*Instruction:* Retype the records below exactly as they appear, but leave out any pictures.

(Data excerpts)
## BEGIN

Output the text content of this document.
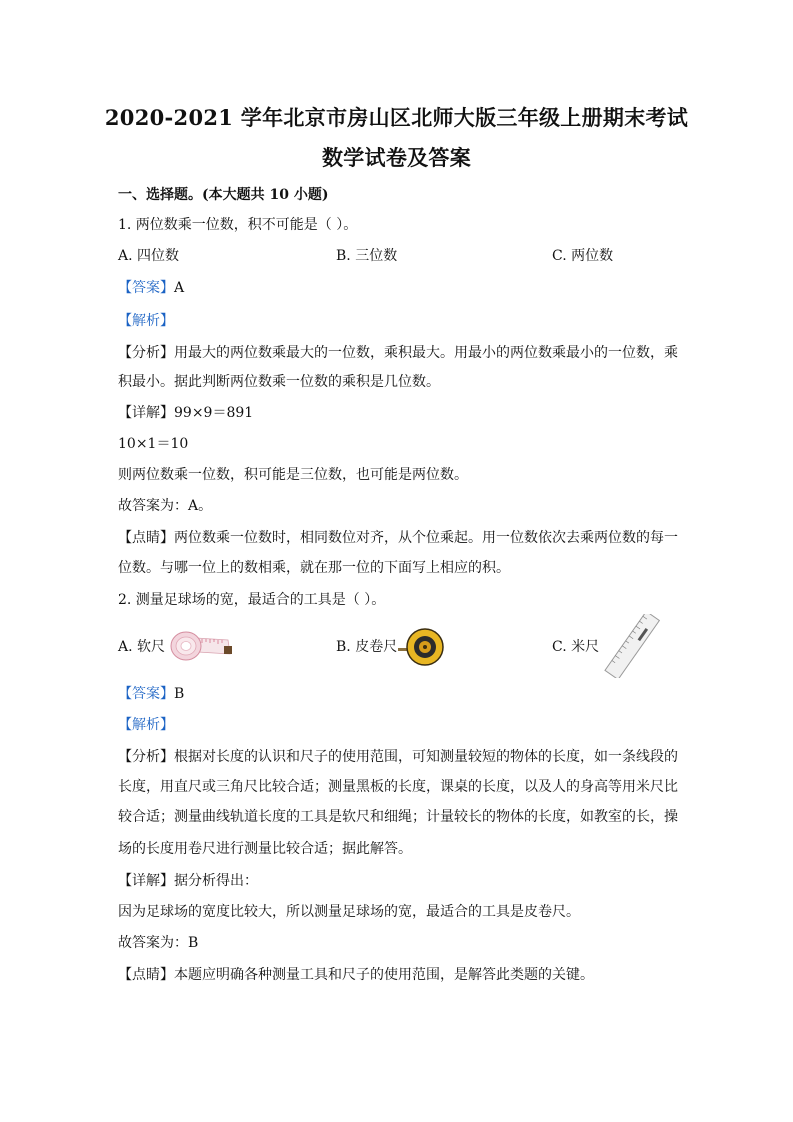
2020-2021 学年北京市房山区北师大版三年级上册期末考试
数学试卷及答案
一、选择题。(本大题共 10 小题)
1. 两位数乘一位数，积不可能是（ ）。
A. 四位数	B. 三位数	C. 两位数
【答案】A
【解析】
【分析】用最大的两位数乘最大的一位数，乘积最大。用最小的两位数乘最小的一位数，乘
积最小。据此判断两位数乘一位数的乘积是几位数。
【详解】99×9＝891
10×1＝10
则两位数乘一位数，积可能是三位数，也可能是两位数。
故答案为：A。
【点睛】两位数乘一位数时，相同数位对齐，从个位乘起。用一位数依次去乘两位数的每一
位数。与哪一位上的数相乘，就在那一位的下面写上相应的积。
2. 测量足球场的宽，最适合的工具是（ ）。
A. 软尺	B. 皮卷尺	C. 米尺
【答案】B
【解析】
【分析】根据对长度的认识和尺子的使用范围，可知测量较短的物体的长度，如一条线段的
长度，用直尺或三角尺比较合适；测量黑板的长度，课桌的长度，以及人的身高等用米尺比
较合适；测量曲线轨道长度的工具是软尺和细绳；计量较长的物体的长度，如教室的长，操
场的长度用卷尺进行测量比较合适；据此解答。
【详解】据分析得出：
因为足球场的宽度比较大，所以测量足球场的宽，最适合的工具是皮卷尺。
故答案为：B
【点睛】本题应明确各种测量工具和尺子的使用范围，是解答此类题的关键。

## END

*Written answer:*
Output the text content of this document.
2020-2021 学年北京市房山区北师大版三年级上册期末考试
数学试卷及答案
一、选择题。(本大题共 10 小题)
1. 两位数乘一位数，积不可能是（ ）。
A. 四位数	B. 三位数	C. 两位数
【答案】A
【解析】
【分析】用最大的两位数乘最大的一位数，乘积最大。用最小的两位数乘最小的一位数，乘
积最小。据此判断两位数乘一位数的乘积是几位数。
【详解】99×9＝891
10×1＝10
则两位数乘一位数，积可能是三位数，也可能是两位数。
故答案为：A。
【点睛】两位数乘一位数时，相同数位对齐，从个位乘起。用一位数依次去乘两位数的每一
位数。与哪一位上的数相乘，就在那一位的下面写上相应的积。
2. 测量足球场的宽，最适合的工具是（ ）。
A. 软尺	B. 皮卷尺	C. 米尺
【答案】B
【解析】
【分析】根据对长度的认识和尺子的使用范围，可知测量较短的物体的长度，如一条线段的
长度，用直尺或三角尺比较合适；测量黑板的长度，课桌的长度，以及人的身高等用米尺比
较合适；测量曲线轨道长度的工具是软尺和细绳；计量较长的物体的长度，如教室的长，操
场的长度用卷尺进行测量比较合适；据此解答。
【详解】据分析得出：
因为足球场的宽度比较大，所以测量足球场的宽，最适合的工具是皮卷尺。
故答案为：B
【点睛】本题应明确各种测量工具和尺子的使用范围，是解答此类题的关键。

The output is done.